» The exercise
The entries below should be given again exactly, minus their pictures.

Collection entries
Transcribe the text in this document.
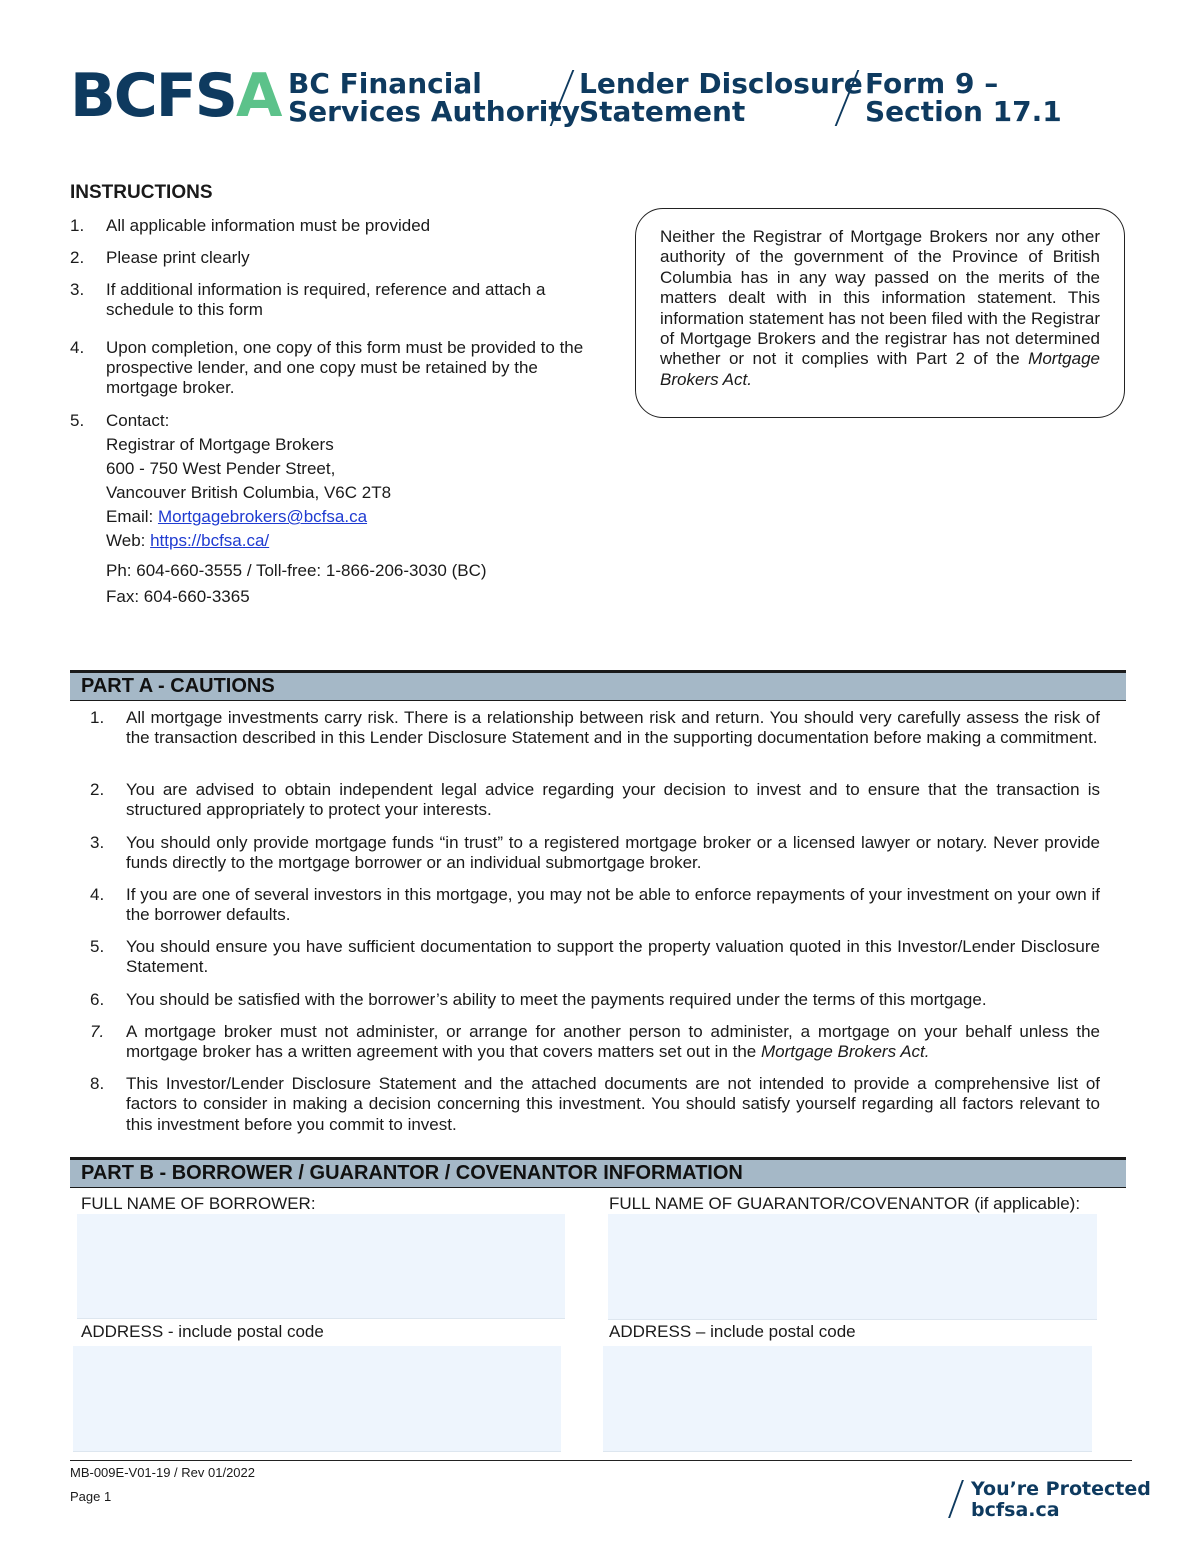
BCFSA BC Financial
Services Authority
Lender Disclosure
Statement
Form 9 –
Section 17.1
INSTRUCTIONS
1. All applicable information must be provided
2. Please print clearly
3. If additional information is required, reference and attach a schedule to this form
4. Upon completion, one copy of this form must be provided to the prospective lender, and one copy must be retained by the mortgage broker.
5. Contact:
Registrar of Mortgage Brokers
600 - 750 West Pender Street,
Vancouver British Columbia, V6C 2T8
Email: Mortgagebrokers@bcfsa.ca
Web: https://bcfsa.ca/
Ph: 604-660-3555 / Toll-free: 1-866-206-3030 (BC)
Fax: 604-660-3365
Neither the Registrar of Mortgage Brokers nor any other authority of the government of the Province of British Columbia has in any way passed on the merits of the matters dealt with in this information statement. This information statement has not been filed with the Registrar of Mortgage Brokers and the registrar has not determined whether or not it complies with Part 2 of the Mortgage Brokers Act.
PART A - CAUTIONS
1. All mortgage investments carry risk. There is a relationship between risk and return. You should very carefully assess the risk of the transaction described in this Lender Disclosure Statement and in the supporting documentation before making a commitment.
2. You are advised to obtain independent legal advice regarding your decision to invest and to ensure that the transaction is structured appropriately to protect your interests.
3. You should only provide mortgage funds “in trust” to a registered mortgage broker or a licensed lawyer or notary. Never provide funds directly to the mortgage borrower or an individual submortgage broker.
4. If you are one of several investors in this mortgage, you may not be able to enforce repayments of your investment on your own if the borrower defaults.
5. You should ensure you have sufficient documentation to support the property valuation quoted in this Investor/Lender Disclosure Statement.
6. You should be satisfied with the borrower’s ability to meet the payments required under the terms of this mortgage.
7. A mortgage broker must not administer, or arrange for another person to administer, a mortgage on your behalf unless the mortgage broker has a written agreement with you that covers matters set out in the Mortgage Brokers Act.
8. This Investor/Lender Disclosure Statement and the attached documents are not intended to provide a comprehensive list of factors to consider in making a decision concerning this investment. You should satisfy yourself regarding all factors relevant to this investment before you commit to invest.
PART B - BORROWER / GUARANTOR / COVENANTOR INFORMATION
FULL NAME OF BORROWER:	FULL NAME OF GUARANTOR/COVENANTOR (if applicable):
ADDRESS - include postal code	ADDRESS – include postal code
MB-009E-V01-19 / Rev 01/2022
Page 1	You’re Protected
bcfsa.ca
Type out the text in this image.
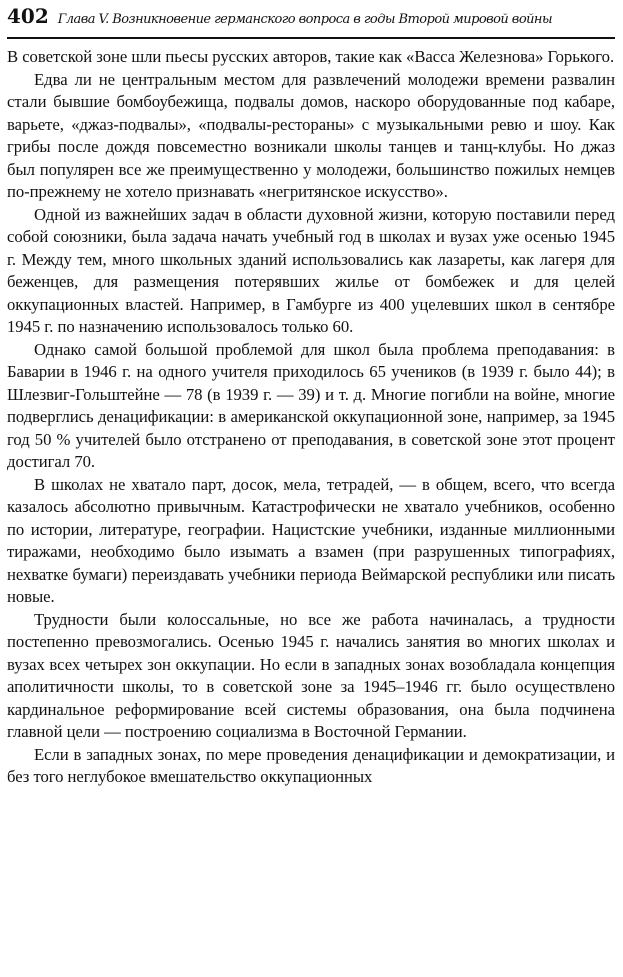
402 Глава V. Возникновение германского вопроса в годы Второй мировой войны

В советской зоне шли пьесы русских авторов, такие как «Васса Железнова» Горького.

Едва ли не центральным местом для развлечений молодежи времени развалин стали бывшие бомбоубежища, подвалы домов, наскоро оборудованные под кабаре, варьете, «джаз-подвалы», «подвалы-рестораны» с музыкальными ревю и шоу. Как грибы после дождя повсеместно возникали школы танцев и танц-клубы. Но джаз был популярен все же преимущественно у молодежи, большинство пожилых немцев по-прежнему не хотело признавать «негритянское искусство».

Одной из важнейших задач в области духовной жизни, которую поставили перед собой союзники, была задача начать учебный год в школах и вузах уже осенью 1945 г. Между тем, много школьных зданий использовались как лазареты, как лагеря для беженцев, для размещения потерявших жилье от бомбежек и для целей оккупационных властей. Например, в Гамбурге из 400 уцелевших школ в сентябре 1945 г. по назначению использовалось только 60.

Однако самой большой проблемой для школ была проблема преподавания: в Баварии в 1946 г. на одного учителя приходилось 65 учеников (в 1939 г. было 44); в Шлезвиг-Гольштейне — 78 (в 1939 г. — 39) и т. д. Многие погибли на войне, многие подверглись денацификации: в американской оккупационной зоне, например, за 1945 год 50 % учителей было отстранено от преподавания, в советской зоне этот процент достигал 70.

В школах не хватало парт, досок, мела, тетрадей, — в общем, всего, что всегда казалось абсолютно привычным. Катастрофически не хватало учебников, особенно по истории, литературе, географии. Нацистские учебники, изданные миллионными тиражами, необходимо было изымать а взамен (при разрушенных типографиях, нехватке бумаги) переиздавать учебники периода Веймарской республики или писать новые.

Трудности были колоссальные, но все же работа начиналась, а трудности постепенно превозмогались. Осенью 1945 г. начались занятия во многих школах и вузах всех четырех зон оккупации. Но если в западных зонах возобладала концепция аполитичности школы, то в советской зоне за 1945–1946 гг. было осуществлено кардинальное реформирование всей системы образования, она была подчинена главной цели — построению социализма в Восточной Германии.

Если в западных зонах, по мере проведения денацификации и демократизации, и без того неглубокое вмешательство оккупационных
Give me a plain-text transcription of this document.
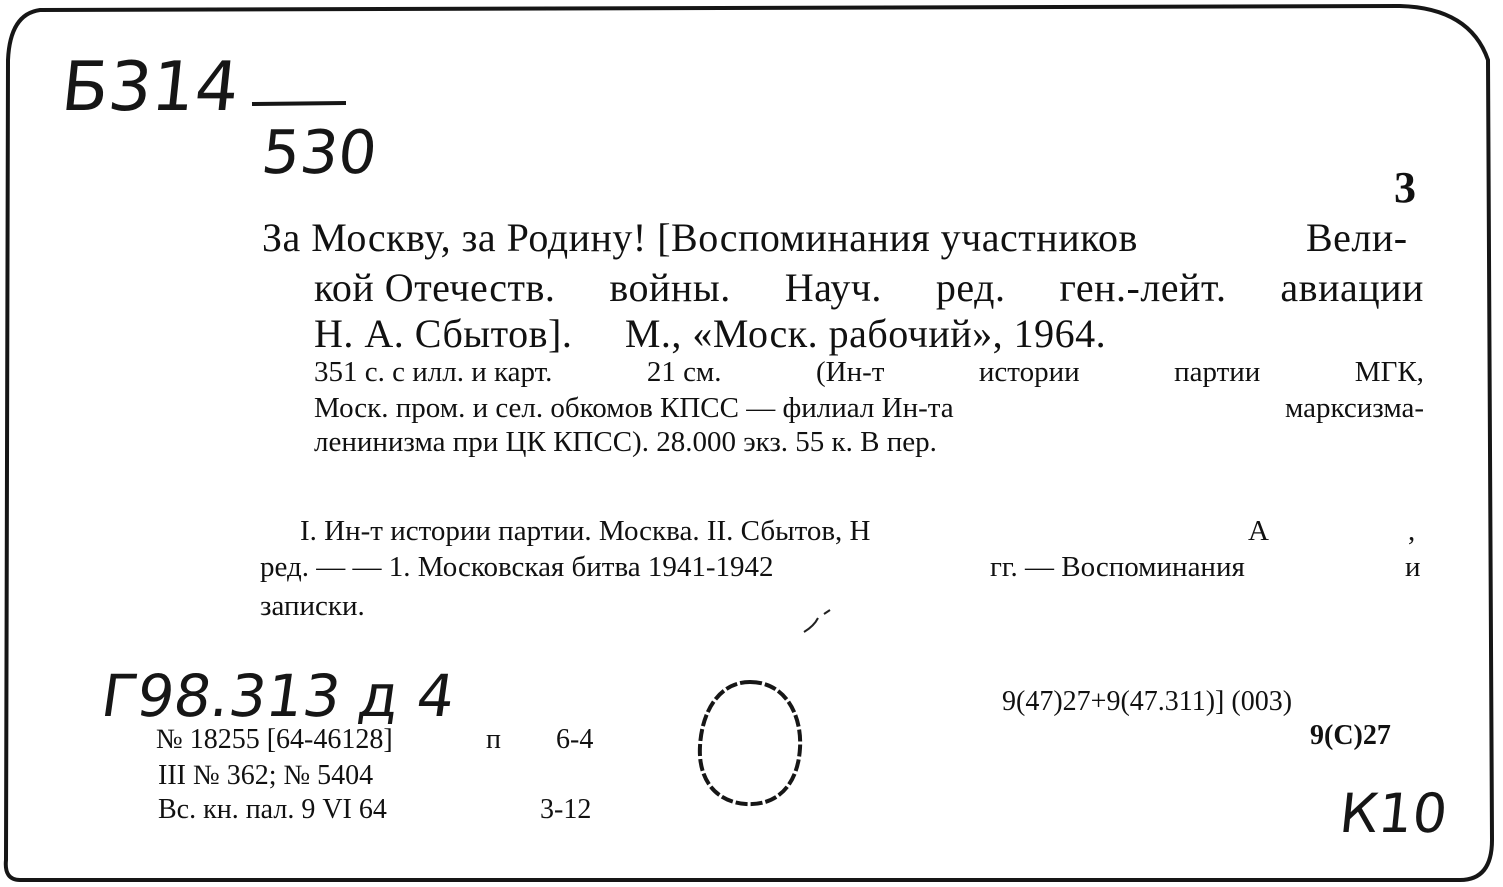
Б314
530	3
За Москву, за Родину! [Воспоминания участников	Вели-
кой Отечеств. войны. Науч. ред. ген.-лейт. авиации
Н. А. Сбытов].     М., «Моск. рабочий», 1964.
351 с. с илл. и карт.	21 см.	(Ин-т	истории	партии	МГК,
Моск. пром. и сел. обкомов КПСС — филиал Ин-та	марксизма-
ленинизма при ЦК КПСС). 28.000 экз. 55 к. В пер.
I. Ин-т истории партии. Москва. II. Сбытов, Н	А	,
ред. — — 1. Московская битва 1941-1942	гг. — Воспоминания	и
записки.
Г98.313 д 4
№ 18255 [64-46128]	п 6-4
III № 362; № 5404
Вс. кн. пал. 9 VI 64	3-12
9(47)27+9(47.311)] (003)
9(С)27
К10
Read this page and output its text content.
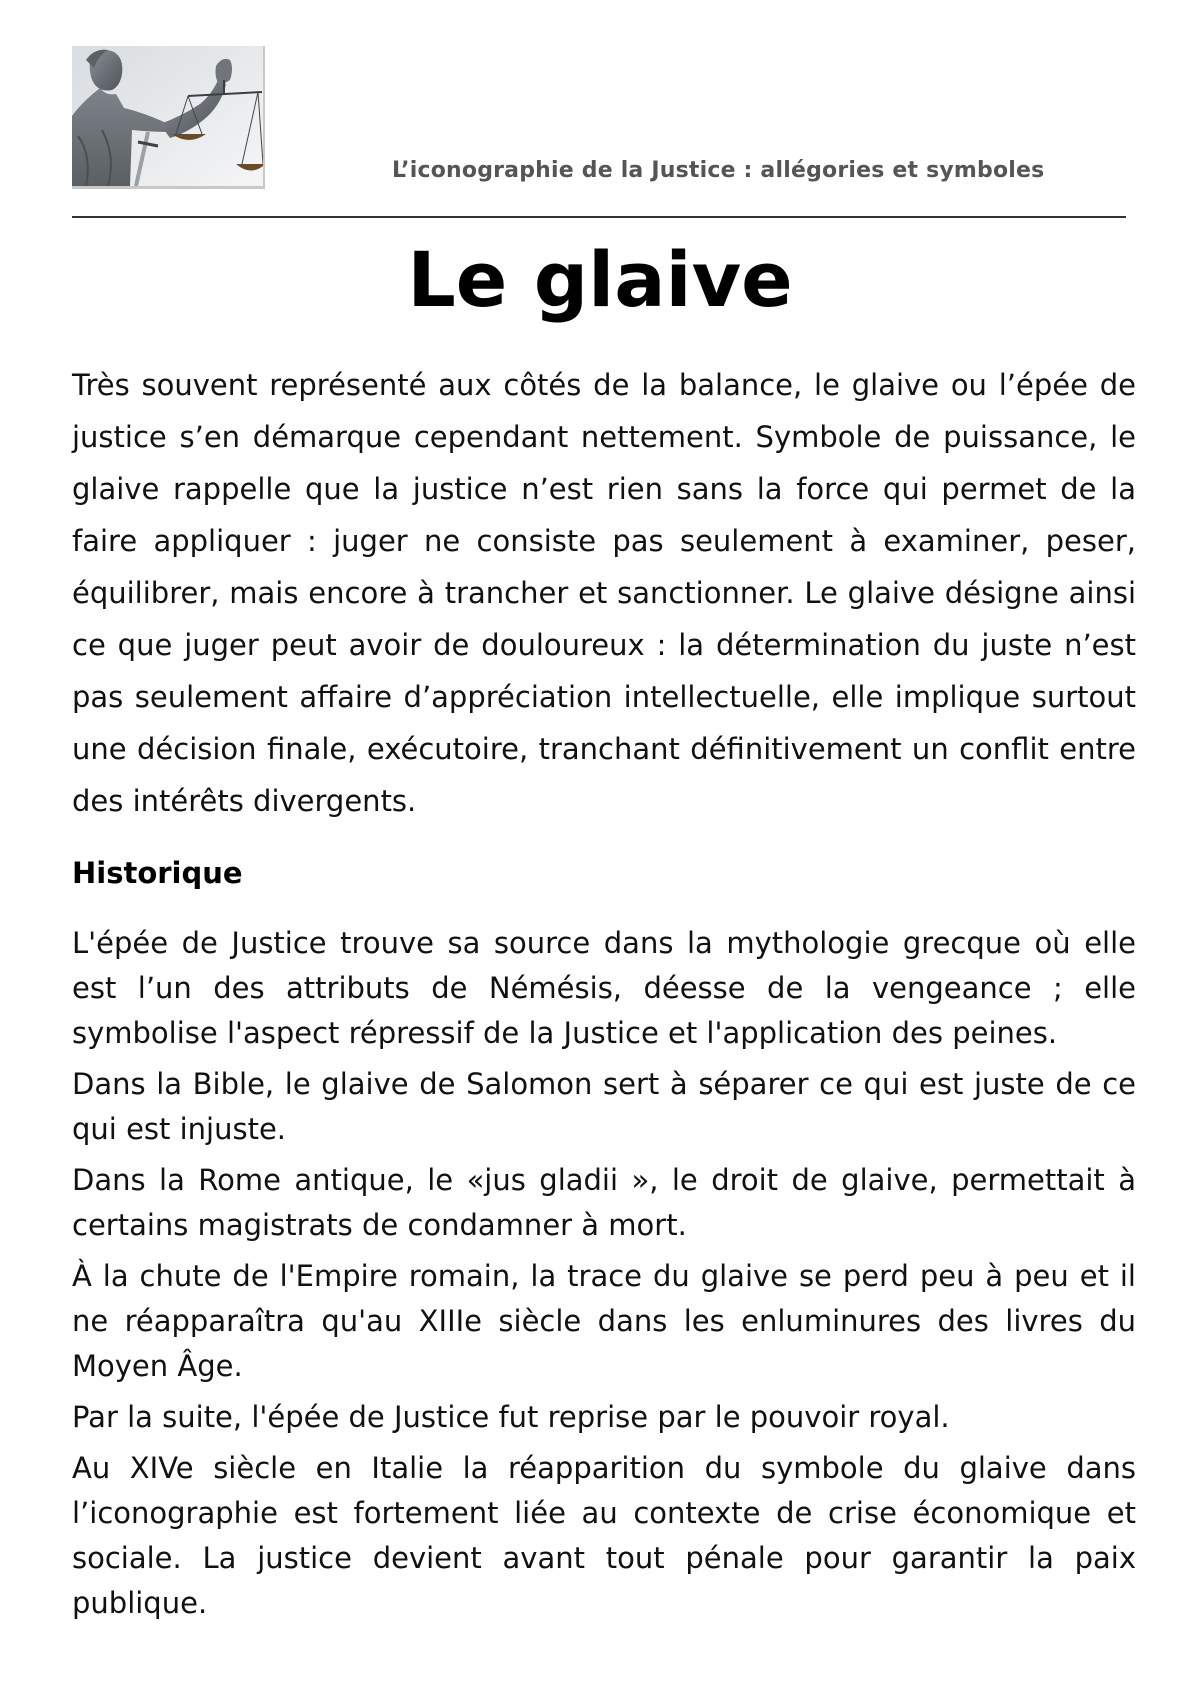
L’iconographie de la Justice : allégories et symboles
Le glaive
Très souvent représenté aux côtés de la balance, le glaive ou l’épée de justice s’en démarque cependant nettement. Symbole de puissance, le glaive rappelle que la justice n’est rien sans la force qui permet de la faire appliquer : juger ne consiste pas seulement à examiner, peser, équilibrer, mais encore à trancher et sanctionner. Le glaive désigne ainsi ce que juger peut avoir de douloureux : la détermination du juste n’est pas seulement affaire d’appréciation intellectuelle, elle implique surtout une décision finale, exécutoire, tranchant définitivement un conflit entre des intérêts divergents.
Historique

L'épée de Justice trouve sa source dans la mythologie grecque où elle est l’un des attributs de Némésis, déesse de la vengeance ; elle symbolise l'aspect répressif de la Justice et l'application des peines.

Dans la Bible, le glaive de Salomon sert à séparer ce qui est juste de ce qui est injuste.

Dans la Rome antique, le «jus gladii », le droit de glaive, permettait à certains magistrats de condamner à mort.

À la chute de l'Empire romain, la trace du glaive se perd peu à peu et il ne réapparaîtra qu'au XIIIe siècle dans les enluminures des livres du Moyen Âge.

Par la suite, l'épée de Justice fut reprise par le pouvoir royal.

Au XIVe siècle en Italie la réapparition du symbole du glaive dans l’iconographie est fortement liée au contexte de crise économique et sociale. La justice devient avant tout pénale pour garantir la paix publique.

» Expected answer
Transcribe the text in this document.
BCFSA BC Financial
Services Authority
Lender Disclosure
Statement
Form 9 –
Section 17.1
INSTRUCTIONS
1. All applicable information must be provided
2. Please print clearly
3. If additional information is required, reference and attach a schedule to this form
4. Upon completion, one copy of this form must be provided to the prospective lender, and one copy must be retained by the mortgage broker.
5. Contact:
Registrar of Mortgage Brokers
600 - 750 West Pender Street,
Vancouver British Columbia, V6C 2T8
Email: Mortgagebrokers@bcfsa.ca
Web: https://bcfsa.ca/
Ph: 604-660-3555 / Toll-free: 1-866-206-3030 (BC)
Fax: 604-660-3365
Neither the Registrar of Mortgage Brokers nor any other authority of the government of the Province of British Columbia has in any way passed on the merits of the matters dealt with in this information statement. This information statement has not been filed with the Registrar of Mortgage Brokers and the registrar has not determined whether or not it complies with Part 2 of the Mortgage Brokers Act.
PART A - CAUTIONS
1. All mortgage investments carry risk. There is a relationship between risk and return. You should very carefully assess the risk of the transaction described in this Lender Disclosure Statement and in the supporting documentation before making a commitment.
2. You are advised to obtain independent legal advice regarding your decision to invest and to ensure that the transaction is structured appropriately to protect your interests.
3. You should only provide mortgage funds “in trust” to a registered mortgage broker or a licensed lawyer or notary. Never provide funds directly to the mortgage borrower or an individual submortgage broker.
4. If you are one of several investors in this mortgage, you may not be able to enforce repayments of your investment on your own if the borrower defaults.
5. You should ensure you have sufficient documentation to support the property valuation quoted in this Investor/Lender Disclosure Statement.
6. You should be satisfied with the borrower’s ability to meet the payments required under the terms of this mortgage.
7. A mortgage broker must not administer, or arrange for another person to administer, a mortgage on your behalf unless the mortgage broker has a written agreement with you that covers matters set out in the Mortgage Brokers Act.
8. This Investor/Lender Disclosure Statement and the attached documents are not intended to provide a comprehensive list of factors to consider in making a decision concerning this investment. You should satisfy yourself regarding all factors relevant to this investment before you commit to invest.
PART B - BORROWER / GUARANTOR / COVENANTOR INFORMATION
FULL NAME OF BORROWER:	FULL NAME OF GUARANTOR/COVENANTOR (if applicable):
ADDRESS - include postal code	ADDRESS – include postal code
MB-009E-V01-19 / Rev 01/2022
Page 1	You’re Protected
bcfsa.ca
Type out the text in this image.
402 Глава V. Возникновение германского вопроса в годы Второй мировой войны

В советской зоне шли пьесы русских авторов, такие как «Васса Железнова» Горького.

Едва ли не центральным местом для развлечений молодежи времени развалин стали бывшие бомбоубежища, подвалы домов, наскоро оборудованные под кабаре, варьете, «джаз-подвалы», «подвалы-рестораны» с музыкальными ревю и шоу. Как грибы после дождя повсеместно возникали школы танцев и танц-клубы. Но джаз был популярен все же преимущественно у молодежи, большинство пожилых немцев по-прежнему не хотело признавать «негритянское искусство».

Одной из важнейших задач в области духовной жизни, которую поставили перед собой союзники, была задача начать учебный год в школах и вузах уже осенью 1945 г. Между тем, много школьных зданий использовались как лазареты, как лагеря для беженцев, для размещения потерявших жилье от бомбежек и для целей оккупационных властей. Например, в Гамбурге из 400 уцелевших школ в сентябре 1945 г. по назначению использовалось только 60.

Однако самой большой проблемой для школ была проблема преподавания: в Баварии в 1946 г. на одного учителя приходилось 65 учеников (в 1939 г. было 44); в Шлезвиг-Гольштейне — 78 (в 1939 г. — 39) и т. д. Многие погибли на войне, многие подверглись денацификации: в американской оккупационной зоне, например, за 1945 год 50 % учителей было отстранено от преподавания, в советской зоне этот процент достигал 70.

В школах не хватало парт, досок, мела, тетрадей, — в общем, всего, что всегда казалось абсолютно привычным. Катастрофически не хватало учебников, особенно по истории, литературе, географии. Нацистские учебники, изданные миллионными тиражами, необходимо было изымать а взамен (при разрушенных типографиях, нехватке бумаги) переиздавать учебники периода Веймарской республики или писать новые.

Трудности были колоссальные, но все же работа начиналась, а трудности постепенно превозмогались. Осенью 1945 г. начались занятия во многих школах и вузах всех четырех зон оккупации. Но если в западных зонах возобладала концепция аполитичности школы, то в советской зоне за 1945–1946 гг. было осуществлено кардинальное реформирование всей системы образования, она была подчинена главной цели — построению социализма в Восточной Германии.

Если в западных зонах, по мере проведения денацификации и демократизации, и без того неглубокое вмешательство оккупационных
Give me a plain-text transcription of this document.
Б314
530	3
За Москву, за Родину! [Воспоминания участников	Вели-
кой Отечеств. войны. Науч. ред. ген.-лейт. авиации
Н. А. Сбытов].     М., «Моск. рабочий», 1964.
351 с. с илл. и карт.	21 см.	(Ин-т	истории	партии	МГК,
Моск. пром. и сел. обкомов КПСС — филиал Ин-та	марксизма-
ленинизма при ЦК КПСС). 28.000 экз. 55 к. В пер.
I. Ин-т истории партии. Москва. II. Сбытов, Н	А	,
ред. — — 1. Московская битва 1941-1942	гг. — Воспоминания	и
записки.
Г98.313 д 4
№ 18255 [64-46128]	п 6-4
III № 362; № 5404
Вс. кн. пал. 9 VI 64	3-12
9(47)27+9(47.311)] (003)
9(С)27
К10
Read this page and output its text content.
L’iconographie de la Justice : allégories et symboles
Le glaive
Très souvent représenté aux côtés de la balance, le glaive ou l’épée de justice s’en démarque cependant nettement. Symbole de puissance, le glaive rappelle que la justice n’est rien sans la force qui permet de la faire appliquer : juger ne consiste pas seulement à examiner, peser, équilibrer, mais encore à trancher et sanctionner. Le glaive désigne ainsi ce que juger peut avoir de douloureux : la détermination du juste n’est pas seulement affaire d’appréciation intellectuelle, elle implique surtout une décision finale, exécutoire, tranchant définitivement un conflit entre des intérêts divergents.
Historique

L'épée de Justice trouve sa source dans la mythologie grecque où elle est l’un des attributs de Némésis, déesse de la vengeance ; elle symbolise l'aspect répressif de la Justice et l'application des peines.

Dans la Bible, le glaive de Salomon sert à séparer ce qui est juste de ce qui est injuste.

Dans la Rome antique, le «jus gladii », le droit de glaive, permettait à certains magistrats de condamner à mort.

À la chute de l'Empire romain, la trace du glaive se perd peu à peu et il ne réapparaîtra qu'au XIIIe siècle dans les enluminures des livres du Moyen Âge.

Par la suite, l'épée de Justice fut reprise par le pouvoir royal.

Au XIVe siècle en Italie la réapparition du symbole du glaive dans l’iconographie est fortement liée au contexte de crise économique et sociale. La justice devient avant tout pénale pour garantir la paix publique.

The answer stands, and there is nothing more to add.